Problem description: Go through the listing and copy every line word for word.

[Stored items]
□ □ □ □
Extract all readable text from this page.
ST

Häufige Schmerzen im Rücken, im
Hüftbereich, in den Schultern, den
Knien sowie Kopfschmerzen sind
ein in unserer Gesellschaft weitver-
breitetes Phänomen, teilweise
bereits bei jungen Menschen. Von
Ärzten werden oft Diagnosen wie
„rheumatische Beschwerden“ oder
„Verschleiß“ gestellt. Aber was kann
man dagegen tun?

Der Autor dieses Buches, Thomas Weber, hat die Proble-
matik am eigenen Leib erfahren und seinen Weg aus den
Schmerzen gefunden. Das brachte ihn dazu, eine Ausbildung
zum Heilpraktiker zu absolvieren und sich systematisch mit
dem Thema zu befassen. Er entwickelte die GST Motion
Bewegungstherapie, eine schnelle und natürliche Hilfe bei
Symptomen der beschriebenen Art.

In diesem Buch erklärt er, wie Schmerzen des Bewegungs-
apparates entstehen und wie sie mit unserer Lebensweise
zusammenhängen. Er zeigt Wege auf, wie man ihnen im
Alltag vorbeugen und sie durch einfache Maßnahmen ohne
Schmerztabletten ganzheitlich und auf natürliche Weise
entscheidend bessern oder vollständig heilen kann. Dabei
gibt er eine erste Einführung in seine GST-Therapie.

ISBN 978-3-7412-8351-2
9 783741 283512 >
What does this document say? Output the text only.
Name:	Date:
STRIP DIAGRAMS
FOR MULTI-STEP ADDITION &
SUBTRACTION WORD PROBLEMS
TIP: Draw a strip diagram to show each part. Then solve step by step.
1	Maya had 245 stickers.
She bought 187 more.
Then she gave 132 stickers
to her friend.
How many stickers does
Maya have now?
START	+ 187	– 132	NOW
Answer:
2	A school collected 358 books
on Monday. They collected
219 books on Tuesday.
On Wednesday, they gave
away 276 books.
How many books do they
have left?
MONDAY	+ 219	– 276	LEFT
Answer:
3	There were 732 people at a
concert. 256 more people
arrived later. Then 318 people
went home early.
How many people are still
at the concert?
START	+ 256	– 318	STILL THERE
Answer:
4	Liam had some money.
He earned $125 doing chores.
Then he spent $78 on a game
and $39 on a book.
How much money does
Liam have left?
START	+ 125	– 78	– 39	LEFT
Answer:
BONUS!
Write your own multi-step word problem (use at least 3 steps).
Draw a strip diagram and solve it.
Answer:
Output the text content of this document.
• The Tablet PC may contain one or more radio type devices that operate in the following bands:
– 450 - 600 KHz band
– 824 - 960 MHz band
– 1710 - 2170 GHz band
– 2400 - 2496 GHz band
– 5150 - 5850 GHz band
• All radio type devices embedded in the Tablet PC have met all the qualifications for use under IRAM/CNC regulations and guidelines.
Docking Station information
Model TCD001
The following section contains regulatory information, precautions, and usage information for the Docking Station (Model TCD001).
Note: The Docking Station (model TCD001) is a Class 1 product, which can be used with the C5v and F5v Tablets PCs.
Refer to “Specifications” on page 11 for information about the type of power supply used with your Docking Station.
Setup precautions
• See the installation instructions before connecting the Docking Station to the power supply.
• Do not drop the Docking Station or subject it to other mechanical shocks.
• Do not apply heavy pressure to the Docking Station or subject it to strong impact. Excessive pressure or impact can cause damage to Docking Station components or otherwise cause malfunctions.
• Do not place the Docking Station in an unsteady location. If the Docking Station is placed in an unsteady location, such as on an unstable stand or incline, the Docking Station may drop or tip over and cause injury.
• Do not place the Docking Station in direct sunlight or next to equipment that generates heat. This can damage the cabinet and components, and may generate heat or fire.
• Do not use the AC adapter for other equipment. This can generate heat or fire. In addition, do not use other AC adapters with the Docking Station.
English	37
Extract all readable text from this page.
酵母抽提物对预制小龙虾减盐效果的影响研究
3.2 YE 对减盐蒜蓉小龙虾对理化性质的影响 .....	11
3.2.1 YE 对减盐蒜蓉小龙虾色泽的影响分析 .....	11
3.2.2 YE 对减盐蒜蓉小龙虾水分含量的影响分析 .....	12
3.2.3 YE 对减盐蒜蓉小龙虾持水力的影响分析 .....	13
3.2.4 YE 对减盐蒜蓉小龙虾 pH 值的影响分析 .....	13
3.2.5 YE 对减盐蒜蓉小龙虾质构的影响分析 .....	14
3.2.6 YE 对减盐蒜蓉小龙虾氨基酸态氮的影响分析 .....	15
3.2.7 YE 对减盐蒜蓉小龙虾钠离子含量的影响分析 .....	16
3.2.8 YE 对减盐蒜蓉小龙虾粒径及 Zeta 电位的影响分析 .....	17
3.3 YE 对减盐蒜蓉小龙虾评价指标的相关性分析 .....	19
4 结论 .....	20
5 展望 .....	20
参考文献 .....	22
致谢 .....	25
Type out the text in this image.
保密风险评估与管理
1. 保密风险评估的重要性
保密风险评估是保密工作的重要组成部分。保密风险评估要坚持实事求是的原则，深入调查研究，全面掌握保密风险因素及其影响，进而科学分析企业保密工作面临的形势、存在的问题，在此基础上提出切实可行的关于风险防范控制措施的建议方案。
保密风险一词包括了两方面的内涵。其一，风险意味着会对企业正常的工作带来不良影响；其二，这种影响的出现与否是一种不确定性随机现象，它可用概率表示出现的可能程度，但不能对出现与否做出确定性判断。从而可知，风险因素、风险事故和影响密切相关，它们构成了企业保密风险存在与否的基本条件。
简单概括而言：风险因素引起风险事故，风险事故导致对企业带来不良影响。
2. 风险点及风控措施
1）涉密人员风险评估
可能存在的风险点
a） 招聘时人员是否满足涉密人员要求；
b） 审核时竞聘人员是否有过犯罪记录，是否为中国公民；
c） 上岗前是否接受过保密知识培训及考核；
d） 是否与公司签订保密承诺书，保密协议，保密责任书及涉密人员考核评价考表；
□ □ □ □
Full output:
Extract all readable text from this page.
ST

Häufige Schmerzen im Rücken, im
Hüftbereich, in den Schultern, den
Knien sowie Kopfschmerzen sind
ein in unserer Gesellschaft weitver-
breitetes Phänomen, teilweise
bereits bei jungen Menschen. Von
Ärzten werden oft Diagnosen wie
„rheumatische Beschwerden“ oder
„Verschleiß“ gestellt. Aber was kann
man dagegen tun?

Der Autor dieses Buches, Thomas Weber, hat die Proble-
matik am eigenen Leib erfahren und seinen Weg aus den
Schmerzen gefunden. Das brachte ihn dazu, eine Ausbildung
zum Heilpraktiker zu absolvieren und sich systematisch mit
dem Thema zu befassen. Er entwickelte die GST Motion
Bewegungstherapie, eine schnelle und natürliche Hilfe bei
Symptomen der beschriebenen Art.

In diesem Buch erklärt er, wie Schmerzen des Bewegungs-
apparates entstehen und wie sie mit unserer Lebensweise
zusammenhängen. Er zeigt Wege auf, wie man ihnen im
Alltag vorbeugen und sie durch einfache Maßnahmen ohne
Schmerztabletten ganzheitlich und auf natürliche Weise
entscheidend bessern oder vollständig heilen kann. Dabei
gibt er eine erste Einführung in seine GST-Therapie.

ISBN 978-3-7412-8351-2
9 783741 283512 >
What does this document say? Output the text only.
Name:	Date:
STRIP DIAGRAMS
FOR MULTI-STEP ADDITION &
SUBTRACTION WORD PROBLEMS
TIP: Draw a strip diagram to show each part. Then solve step by step.
1	Maya had 245 stickers.
She bought 187 more.
Then she gave 132 stickers
to her friend.
How many stickers does
Maya have now?
START	+ 187	– 132	NOW
Answer:
2	A school collected 358 books
on Monday. They collected
219 books on Tuesday.
On Wednesday, they gave
away 276 books.
How many books do they
have left?
MONDAY	+ 219	– 276	LEFT
Answer:
3	There were 732 people at a
concert. 256 more people
arrived later. Then 318 people
went home early.
How many people are still
at the concert?
START	+ 256	– 318	STILL THERE
Answer:
4	Liam had some money.
He earned $125 doing chores.
Then he spent $78 on a game
and $39 on a book.
How much money does
Liam have left?
START	+ 125	– 78	– 39	LEFT
Answer:
BONUS!
Write your own multi-step word problem (use at least 3 steps).
Draw a strip diagram and solve it.
Answer:
Output the text content of this document.
• The Tablet PC may contain one or more radio type devices that operate in the following bands:
– 450 - 600 KHz band
– 824 - 960 MHz band
– 1710 - 2170 GHz band
– 2400 - 2496 GHz band
– 5150 - 5850 GHz band
• All radio type devices embedded in the Tablet PC have met all the qualifications for use under IRAM/CNC regulations and guidelines.
Docking Station information
Model TCD001
The following section contains regulatory information, precautions, and usage information for the Docking Station (Model TCD001).
Note: The Docking Station (model TCD001) is a Class 1 product, which can be used with the C5v and F5v Tablets PCs.
Refer to “Specifications” on page 11 for information about the type of power supply used with your Docking Station.
Setup precautions
• See the installation instructions before connecting the Docking Station to the power supply.
• Do not drop the Docking Station or subject it to other mechanical shocks.
• Do not apply heavy pressure to the Docking Station or subject it to strong impact. Excessive pressure or impact can cause damage to Docking Station components or otherwise cause malfunctions.
• Do not place the Docking Station in an unsteady location. If the Docking Station is placed in an unsteady location, such as on an unstable stand or incline, the Docking Station may drop or tip over and cause injury.
• Do not place the Docking Station in direct sunlight or next to equipment that generates heat. This can damage the cabinet and components, and may generate heat or fire.
• Do not use the AC adapter for other equipment. This can generate heat or fire. In addition, do not use other AC adapters with the Docking Station.
English	37
Extract all readable text from this page.
酵母抽提物对预制小龙虾减盐效果的影响研究
3.2 YE 对减盐蒜蓉小龙虾对理化性质的影响 .....	11
3.2.1 YE 对减盐蒜蓉小龙虾色泽的影响分析 .....	11
3.2.2 YE 对减盐蒜蓉小龙虾水分含量的影响分析 .....	12
3.2.3 YE 对减盐蒜蓉小龙虾持水力的影响分析 .....	13
3.2.4 YE 对减盐蒜蓉小龙虾 pH 值的影响分析 .....	13
3.2.5 YE 对减盐蒜蓉小龙虾质构的影响分析 .....	14
3.2.6 YE 对减盐蒜蓉小龙虾氨基酸态氮的影响分析 .....	15
3.2.7 YE 对减盐蒜蓉小龙虾钠离子含量的影响分析 .....	16
3.2.8 YE 对减盐蒜蓉小龙虾粒径及 Zeta 电位的影响分析 .....	17
3.3 YE 对减盐蒜蓉小龙虾评价指标的相关性分析 .....	19
4 结论 .....	20
5 展望 .....	20
参考文献 .....	22
致谢 .....	25
Type out the text in this image.
保密风险评估与管理
1. 保密风险评估的重要性
保密风险评估是保密工作的重要组成部分。保密风险评估要坚持实事求是的原则，深入调查研究，全面掌握保密风险因素及其影响，进而科学分析企业保密工作面临的形势、存在的问题，在此基础上提出切实可行的关于风险防范控制措施的建议方案。
保密风险一词包括了两方面的内涵。其一，风险意味着会对企业正常的工作带来不良影响；其二，这种影响的出现与否是一种不确定性随机现象，它可用概率表示出现的可能程度，但不能对出现与否做出确定性判断。从而可知，风险因素、风险事故和影响密切相关，它们构成了企业保密风险存在与否的基本条件。
简单概括而言：风险因素引起风险事故，风险事故导致对企业带来不良影响。
2. 风险点及风控措施
1）涉密人员风险评估
可能存在的风险点
a） 招聘时人员是否满足涉密人员要求；
b） 审核时竞聘人员是否有过犯罪记录，是否为中国公民；
c） 上岗前是否接受过保密知识培训及考核；
d） 是否与公司签订保密承诺书，保密协议，保密责任书及涉密人员考核评价考表；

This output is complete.